▸ Task prompt:
Set the listing down again exactly, please, apart from its pictures.

▸ Extracted records:
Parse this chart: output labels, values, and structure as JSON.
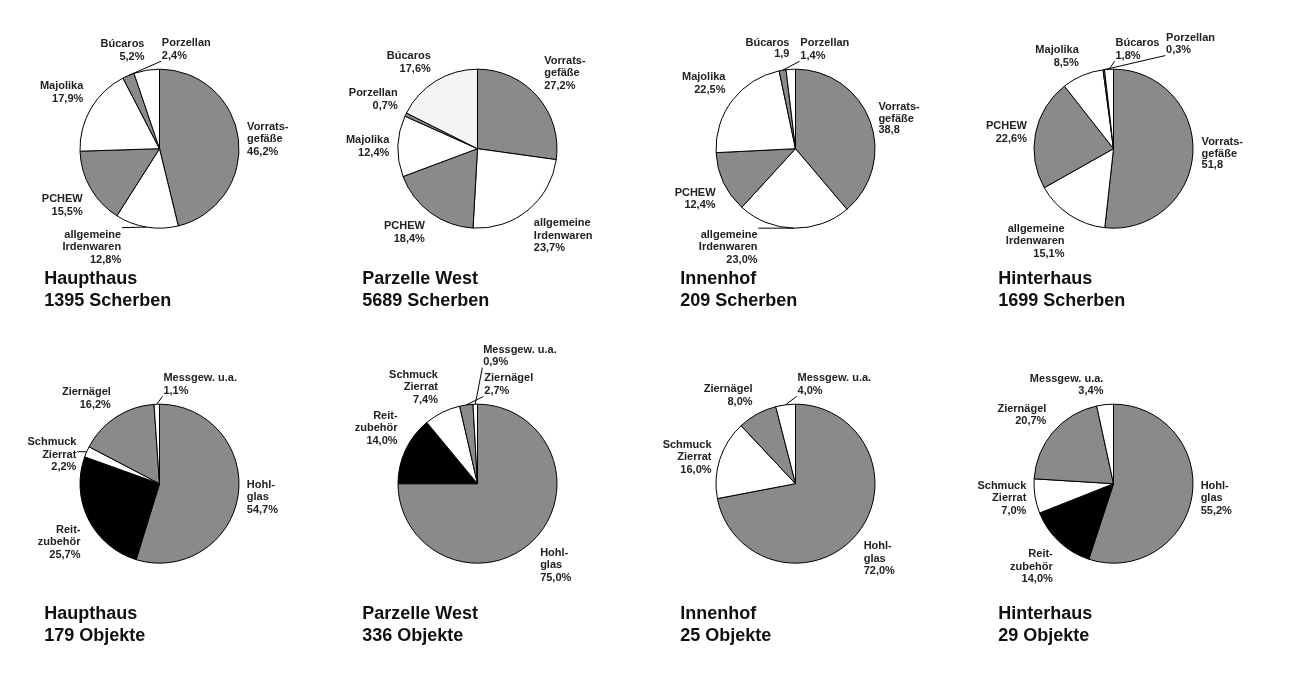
{
  "chart_data": [
    {
      "type": "pie",
      "title": "Haupthaus",
      "subtitle": "1395 Scherben",
      "categories": [
        "Vorrats-\ngefäße",
        "allgemeine\nIrdenwaren",
        "PCHEW",
        "Majolika",
        "Porzellan",
        "Búcaros"
      ],
      "values": [
        46.2,
        12.8,
        15.5,
        17.9,
        2.4,
        5.2
      ],
      "value_labels": [
        "46,2%",
        "12,8%",
        "15,5%",
        "17,9%",
        "2,4%",
        "5,2%"
      ],
      "colors": [
        "#8a8a8a",
        "#ffffff",
        "#8a8a8a",
        "#ffffff",
        "#8a8a8a",
        "#ffffff"
      ]
    },
    {
      "type": "pie",
      "title": "Parzelle West",
      "subtitle": "5689 Scherben",
      "categories": [
        "Vorrats-\ngefäße",
        "allgemeine\nIrdenwaren",
        "PCHEW",
        "Majolika",
        "Porzellan",
        "Búcaros"
      ],
      "values": [
        27.2,
        23.7,
        18.4,
        12.4,
        0.7,
        17.6
      ],
      "value_labels": [
        "27,2%",
        "23,7%",
        "18,4%",
        "12,4%",
        "0,7%",
        "17,6%"
      ],
      "colors": [
        "#8a8a8a",
        "#ffffff",
        "#8a8a8a",
        "#ffffff",
        "#8a8a8a",
        "#f4f4f4"
      ]
    },
    {
      "type": "pie",
      "title": "Innenhof",
      "subtitle": "209 Scherben",
      "categories": [
        "Vorrats-\ngefäße",
        "allgemeine\nIrdenwaren",
        "PCHEW",
        "Majolika",
        "Porzellan",
        "Búcaros"
      ],
      "values": [
        38.8,
        23.0,
        12.4,
        22.5,
        1.4,
        1.9
      ],
      "value_labels": [
        "38,8",
        "23,0%",
        "12,4%",
        "22,5%",
        "1,4%",
        "1,9"
      ],
      "colors": [
        "#8a8a8a",
        "#ffffff",
        "#8a8a8a",
        "#ffffff",
        "#8a8a8a",
        "#ffffff"
      ]
    },
    {
      "type": "pie",
      "title": "Hinterhaus",
      "subtitle": "1699 Scherben",
      "categories": [
        "Vorrats-\ngefäße",
        "allgemeine\nIrdenwaren",
        "PCHEW",
        "Majolika",
        "Porzellan",
        "Búcaros"
      ],
      "values": [
        51.8,
        15.1,
        22.6,
        8.5,
        0.3,
        1.8
      ],
      "value_labels": [
        "51,8",
        "15,1%",
        "22,6%",
        "8,5%",
        "0,3%",
        "1,8%"
      ],
      "colors": [
        "#8a8a8a",
        "#ffffff",
        "#8a8a8a",
        "#ffffff",
        "#8a8a8a",
        "#ffffff"
      ]
    },
    {
      "type": "pie",
      "title": "Haupthaus",
      "subtitle": "179 Objekte",
      "categories": [
        "Hohl-\nglas",
        "Reit-\nzubehör",
        "Schmuck\nZierrat",
        "Ziernägel",
        "Messgew. u.a."
      ],
      "values": [
        54.7,
        25.7,
        2.2,
        16.2,
        1.1
      ],
      "value_labels": [
        "54,7%",
        "25,7%",
        "2,2%",
        "16,2%",
        "1,1%"
      ],
      "colors": [
        "#8a8a8a",
        "#000000",
        "#ffffff",
        "#8a8a8a",
        "#ffffff"
      ]
    },
    {
      "type": "pie",
      "title": "Parzelle West",
      "subtitle": "336 Objekte",
      "categories": [
        "Hohl-\nglas",
        "Reit-\nzubehör",
        "Schmuck\nZierrat",
        "Ziernägel",
        "Messgew. u.a."
      ],
      "values": [
        75.0,
        14.0,
        7.4,
        2.7,
        0.9
      ],
      "value_labels": [
        "75,0%",
        "14,0%",
        "7,4%",
        "2,7%",
        "0,9%"
      ],
      "colors": [
        "#8a8a8a",
        "#000000",
        "#ffffff",
        "#8a8a8a",
        "#ffffff"
      ]
    },
    {
      "type": "pie",
      "title": "Innenhof",
      "subtitle": "25 Objekte",
      "categories": [
        "Hohl-\nglas",
        "Schmuck\nZierrat",
        "Ziernägel",
        "Messgew. u.a."
      ],
      "values": [
        72.0,
        16.0,
        8.0,
        4.0
      ],
      "value_labels": [
        "72,0%",
        "16,0%",
        "8,0%",
        "4,0%"
      ],
      "colors": [
        "#8a8a8a",
        "#ffffff",
        "#8a8a8a",
        "#ffffff"
      ]
    },
    {
      "type": "pie",
      "title": "Hinterhaus",
      "subtitle": "29 Objekte",
      "categories": [
        "Hohl-\nglas",
        "Reit-\nzubehör",
        "Schmuck\nZierrat",
        "Ziernägel",
        "Messgew. u.a."
      ],
      "values": [
        55.2,
        14.0,
        7.0,
        20.7,
        3.4
      ],
      "value_labels": [
        "55,2%",
        "14,0%",
        "7,0%",
        "20,7%",
        "3,4%"
      ],
      "colors": [
        "#8a8a8a",
        "#000000",
        "#ffffff",
        "#8a8a8a",
        "#ffffff"
      ]
    }
  ]
}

▸ Solution for this task:
Parse this chart: output labels, values, and structure as JSON.
{
  "chart_data": [
    {
      "type": "pie",
      "title": "Haupthaus",
      "subtitle": "1395 Scherben",
      "categories": [
        "Vorrats-\ngefäße",
        "allgemeine\nIrdenwaren",
        "PCHEW",
        "Majolika",
        "Porzellan",
        "Búcaros"
      ],
      "values": [
        46.2,
        12.8,
        15.5,
        17.9,
        2.4,
        5.2
      ],
      "value_labels": [
        "46,2%",
        "12,8%",
        "15,5%",
        "17,9%",
        "2,4%",
        "5,2%"
      ],
      "colors": [
        "#8a8a8a",
        "#ffffff",
        "#8a8a8a",
        "#ffffff",
        "#8a8a8a",
        "#ffffff"
      ]
    },
    {
      "type": "pie",
      "title": "Parzelle West",
      "subtitle": "5689 Scherben",
      "categories": [
        "Vorrats-\ngefäße",
        "allgemeine\nIrdenwaren",
        "PCHEW",
        "Majolika",
        "Porzellan",
        "Búcaros"
      ],
      "values": [
        27.2,
        23.7,
        18.4,
        12.4,
        0.7,
        17.6
      ],
      "value_labels": [
        "27,2%",
        "23,7%",
        "18,4%",
        "12,4%",
        "0,7%",
        "17,6%"
      ],
      "colors": [
        "#8a8a8a",
        "#ffffff",
        "#8a8a8a",
        "#ffffff",
        "#8a8a8a",
        "#f4f4f4"
      ]
    },
    {
      "type": "pie",
      "title": "Innenhof",
      "subtitle": "209 Scherben",
      "categories": [
        "Vorrats-\ngefäße",
        "allgemeine\nIrdenwaren",
        "PCHEW",
        "Majolika",
        "Porzellan",
        "Búcaros"
      ],
      "values": [
        38.8,
        23.0,
        12.4,
        22.5,
        1.4,
        1.9
      ],
      "value_labels": [
        "38,8",
        "23,0%",
        "12,4%",
        "22,5%",
        "1,4%",
        "1,9"
      ],
      "colors": [
        "#8a8a8a",
        "#ffffff",
        "#8a8a8a",
        "#ffffff",
        "#8a8a8a",
        "#ffffff"
      ]
    },
    {
      "type": "pie",
      "title": "Hinterhaus",
      "subtitle": "1699 Scherben",
      "categories": [
        "Vorrats-\ngefäße",
        "allgemeine\nIrdenwaren",
        "PCHEW",
        "Majolika",
        "Porzellan",
        "Búcaros"
      ],
      "values": [
        51.8,
        15.1,
        22.6,
        8.5,
        0.3,
        1.8
      ],
      "value_labels": [
        "51,8",
        "15,1%",
        "22,6%",
        "8,5%",
        "0,3%",
        "1,8%"
      ],
      "colors": [
        "#8a8a8a",
        "#ffffff",
        "#8a8a8a",
        "#ffffff",
        "#8a8a8a",
        "#ffffff"
      ]
    },
    {
      "type": "pie",
      "title": "Haupthaus",
      "subtitle": "179 Objekte",
      "categories": [
        "Hohl-\nglas",
        "Reit-\nzubehör",
        "Schmuck\nZierrat",
        "Ziernägel",
        "Messgew. u.a."
      ],
      "values": [
        54.7,
        25.7,
        2.2,
        16.2,
        1.1
      ],
      "value_labels": [
        "54,7%",
        "25,7%",
        "2,2%",
        "16,2%",
        "1,1%"
      ],
      "colors": [
        "#8a8a8a",
        "#000000",
        "#ffffff",
        "#8a8a8a",
        "#ffffff"
      ]
    },
    {
      "type": "pie",
      "title": "Parzelle West",
      "subtitle": "336 Objekte",
      "categories": [
        "Hohl-\nglas",
        "Reit-\nzubehör",
        "Schmuck\nZierrat",
        "Ziernägel",
        "Messgew. u.a."
      ],
      "values": [
        75.0,
        14.0,
        7.4,
        2.7,
        0.9
      ],
      "value_labels": [
        "75,0%",
        "14,0%",
        "7,4%",
        "2,7%",
        "0,9%"
      ],
      "colors": [
        "#8a8a8a",
        "#000000",
        "#ffffff",
        "#8a8a8a",
        "#ffffff"
      ]
    },
    {
      "type": "pie",
      "title": "Innenhof",
      "subtitle": "25 Objekte",
      "categories": [
        "Hohl-\nglas",
        "Schmuck\nZierrat",
        "Ziernägel",
        "Messgew. u.a."
      ],
      "values": [
        72.0,
        16.0,
        8.0,
        4.0
      ],
      "value_labels": [
        "72,0%",
        "16,0%",
        "8,0%",
        "4,0%"
      ],
      "colors": [
        "#8a8a8a",
        "#ffffff",
        "#8a8a8a",
        "#ffffff"
      ]
    },
    {
      "type": "pie",
      "title": "Hinterhaus",
      "subtitle": "29 Objekte",
      "categories": [
        "Hohl-\nglas",
        "Reit-\nzubehör",
        "Schmuck\nZierrat",
        "Ziernägel",
        "Messgew. u.a."
      ],
      "values": [
        55.2,
        14.0,
        7.0,
        20.7,
        3.4
      ],
      "value_labels": [
        "55,2%",
        "14,0%",
        "7,0%",
        "20,7%",
        "3,4%"
      ],
      "colors": [
        "#8a8a8a",
        "#000000",
        "#ffffff",
        "#8a8a8a",
        "#ffffff"
      ]
    }
  ]
}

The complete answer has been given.